» **Documento fuente**:
******
Uno de los aciertos de La Isla Mínima es
adentrarse en territorios olvidados y desconocidos para nuevas generaciones.
Jóvenes que habitan en mundos alejados de la realidad social que conocieron sus
mayores, un escenario que permanece acechando entre las sombras. Quienes
olvidan su historia, están condenados a repetirla. Metáfora fílmica de aquella
España garbancera (pero terrible), de una grisura insultante (pero amenazadora
y asfixiante) deviene retrato de una comunidad opresiva y de raíz lynchiana, en la que todos tienen algo
que ocultar y miran para otro lado. Ambientada en una colectividad vertical,
donde los poderes fácticos siguen funcionando a todo trapo, una democracia aún
balbuceante, de la que cuelgan flecos del pasado en un entorno obsesivo.
******
¿Cómo se traduce al inglés la oración «Quienes olvidan su historia, están condenados a repetirla.», tomada del texto sobre La Isla Mínima? Las líneas constituyen un material aparte del texto sobre La Isla Mínima.
******
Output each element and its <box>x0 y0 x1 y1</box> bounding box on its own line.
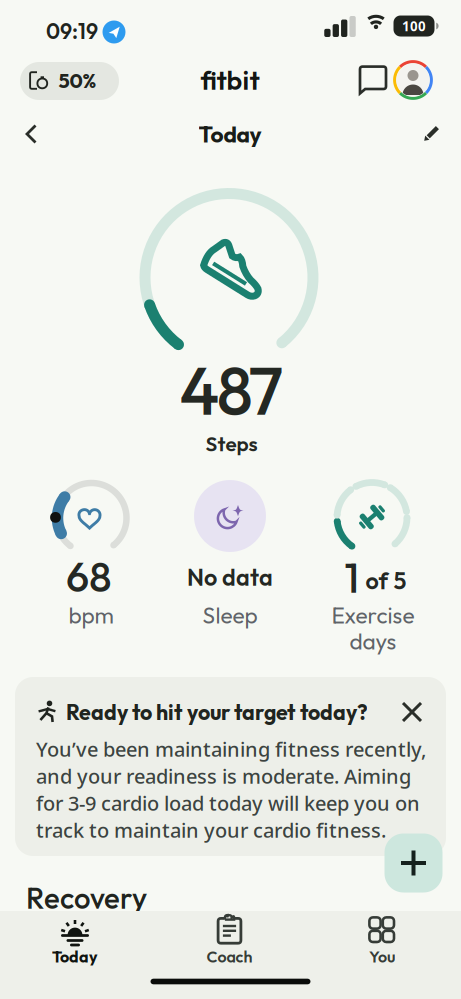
staticText: for 3-9 cardio load today will keep you … <box>36 790 420 816</box>
button[interactable]: Device battery 50% <box>20 62 119 100</box>
staticText: Exercise <box>332 601 414 629</box>
button[interactable]: Back <box>12 114 52 154</box>
staticText: You’ve been maintaining fitness recently… <box>36 736 426 762</box>
staticText: Recovery <box>26 880 147 916</box>
button[interactable]: Sleep, no data <box>163 476 297 646</box>
staticText: Coach <box>206 946 252 967</box>
staticText: days <box>350 627 396 655</box>
staticText: Ready to hit your target today? <box>66 699 368 726</box>
button[interactable]: You <box>337 915 427 975</box>
staticText: Today <box>52 946 98 967</box>
button[interactable]: Heart rate 68 bpm <box>21 476 155 646</box>
staticText: 100 <box>402 17 426 35</box>
staticText: 09:19 <box>46 18 98 44</box>
button[interactable]: Messages <box>356 62 390 96</box>
staticText: of 5 <box>366 566 406 595</box>
staticText: fitbit <box>200 63 260 97</box>
staticText: 50% <box>58 68 96 93</box>
staticText: 68 <box>66 550 112 603</box>
staticText: 1 <box>344 552 360 604</box>
button[interactable]: Add <box>384 834 442 892</box>
staticText: Steps <box>206 430 258 456</box>
button[interactable]: Profile <box>393 60 433 100</box>
staticText: and your readiness is moderate. Aiming <box>36 763 411 789</box>
staticText: bpm <box>68 601 114 629</box>
staticText: No data <box>187 562 273 592</box>
staticText: 487 <box>180 348 284 432</box>
staticText: Today <box>198 120 262 148</box>
button[interactable]: 487 steps <box>115 182 348 472</box>
button[interactable]: Edit <box>412 113 452 153</box>
button[interactable]: Dismiss <box>394 694 430 730</box>
button[interactable]: Today <box>30 915 120 975</box>
staticText: You <box>369 946 395 967</box>
staticText: Sleep <box>202 601 258 629</box>
button[interactable]: Coach <box>184 915 274 975</box>
staticText: track to maintain your cardio fitness. <box>36 817 386 843</box>
button[interactable]: Exercise 1 of 5 days <box>306 476 440 656</box>
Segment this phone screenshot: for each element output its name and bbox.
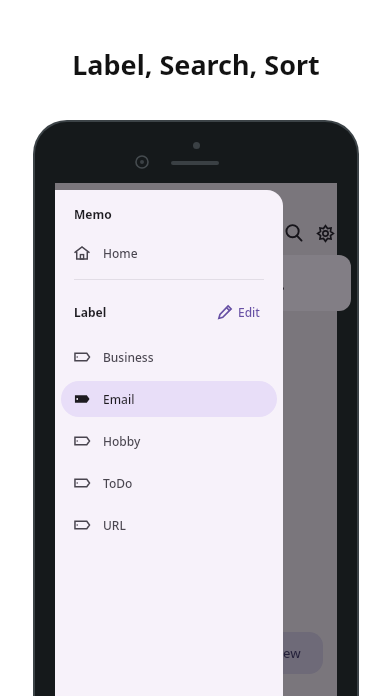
button[interactable]: ToDo <box>61 465 277 501</box>
button[interactable]: New <box>251 632 323 674</box>
button[interactable]: Business <box>61 339 277 375</box>
staticText: Memo <box>74 206 112 222</box>
button[interactable]: URL <box>61 507 277 543</box>
button[interactable] <box>255 255 351 311</box>
staticText: Label <box>74 304 107 320</box>
staticText: Edit <box>238 304 260 320</box>
button[interactable]: Settings <box>311 219 339 247</box>
staticText: New <box>273 644 301 662</box>
button[interactable]: Hobby <box>61 423 277 459</box>
staticText: URL <box>103 517 126 533</box>
staticText: Label, Search, Sort <box>0 46 392 83</box>
staticText: Hobby <box>103 433 141 449</box>
button[interactable]: Edit <box>214 300 264 324</box>
button[interactable]: Email <box>61 381 277 417</box>
staticText: Home <box>103 245 138 261</box>
button[interactable]: Search <box>280 219 308 247</box>
staticText: Business <box>103 349 154 365</box>
button[interactable]: Home <box>61 237 277 269</box>
staticText: ToDo <box>103 475 133 491</box>
staticText: Email <box>103 391 135 407</box>
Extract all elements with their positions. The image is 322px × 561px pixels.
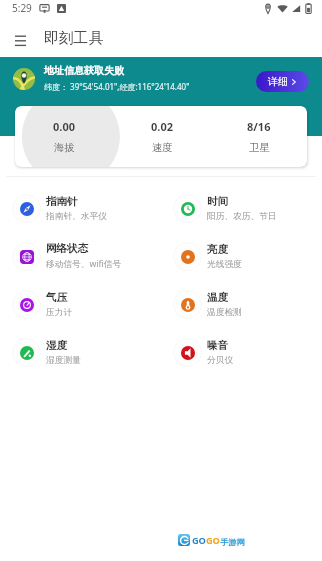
staticText: 速度 [152,141,173,154]
staticText: 温度 [207,291,228,304]
staticText: 光线强度 [207,259,242,270]
button[interactable]: 噪音 [173,328,322,376]
staticText: 指南针 [46,195,78,208]
button[interactable]: 亮度 [173,232,322,280]
staticText: 海拔 [54,141,75,154]
button[interactable]: 0.02 [113,106,210,167]
button[interactable]: 0.00 [15,106,113,167]
staticText: 温度检测 [207,307,242,318]
staticText: 阳历、农历、节日 [207,211,277,222]
staticText: 网络状态 [46,242,88,255]
staticText: 详细 [268,75,288,88]
button[interactable]: 8/16 [210,106,307,167]
staticText: 8/16 [247,119,271,134]
button[interactable]: 时间 [173,184,322,232]
staticText: GO [206,534,220,547]
staticText: 湿度 [46,339,67,352]
staticText: GO [192,534,206,547]
staticText: 亮度 [207,243,228,256]
staticText: 卫星 [249,141,270,154]
staticText: 湿度测量 [46,355,81,366]
button[interactable]: 温度 [173,280,322,328]
staticText: 地址信息获取失败 [44,64,124,77]
staticText: 0.02 [151,119,173,134]
button[interactable]: 湿度 [12,328,161,376]
staticText: 气压 [46,291,67,304]
button[interactable]: 地址信息获取失败 [13,57,309,106]
staticText: 时间 [207,195,228,208]
button[interactable]: 详细 [256,71,309,92]
staticText: 移动信号、wifi信号 [46,258,122,270]
staticText: 5:29 [12,1,32,15]
staticText: 噪音 [207,339,228,352]
button[interactable]: 网络状态 [12,232,161,280]
button[interactable]: 指南针 [12,184,161,232]
button[interactable]: 气压 [12,280,161,328]
staticText: 分贝仪 [207,355,234,366]
staticText: 即刻工具 [44,29,104,48]
staticText: 指南针、水平仪 [46,211,107,222]
staticText: 纬度： 39°54'54.01",经度:116°24'14.40" [44,81,190,92]
staticText: 压力计 [46,307,73,318]
staticText: 手游网 [220,537,245,547]
button[interactable]: Menu [0,22,40,57]
staticText: 0.00 [53,119,75,134]
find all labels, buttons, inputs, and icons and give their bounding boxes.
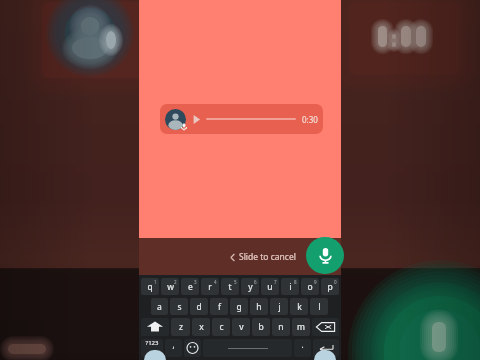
******
» **Respuesta del ejercicio**:
Those who forget their history are condemned to repeat it.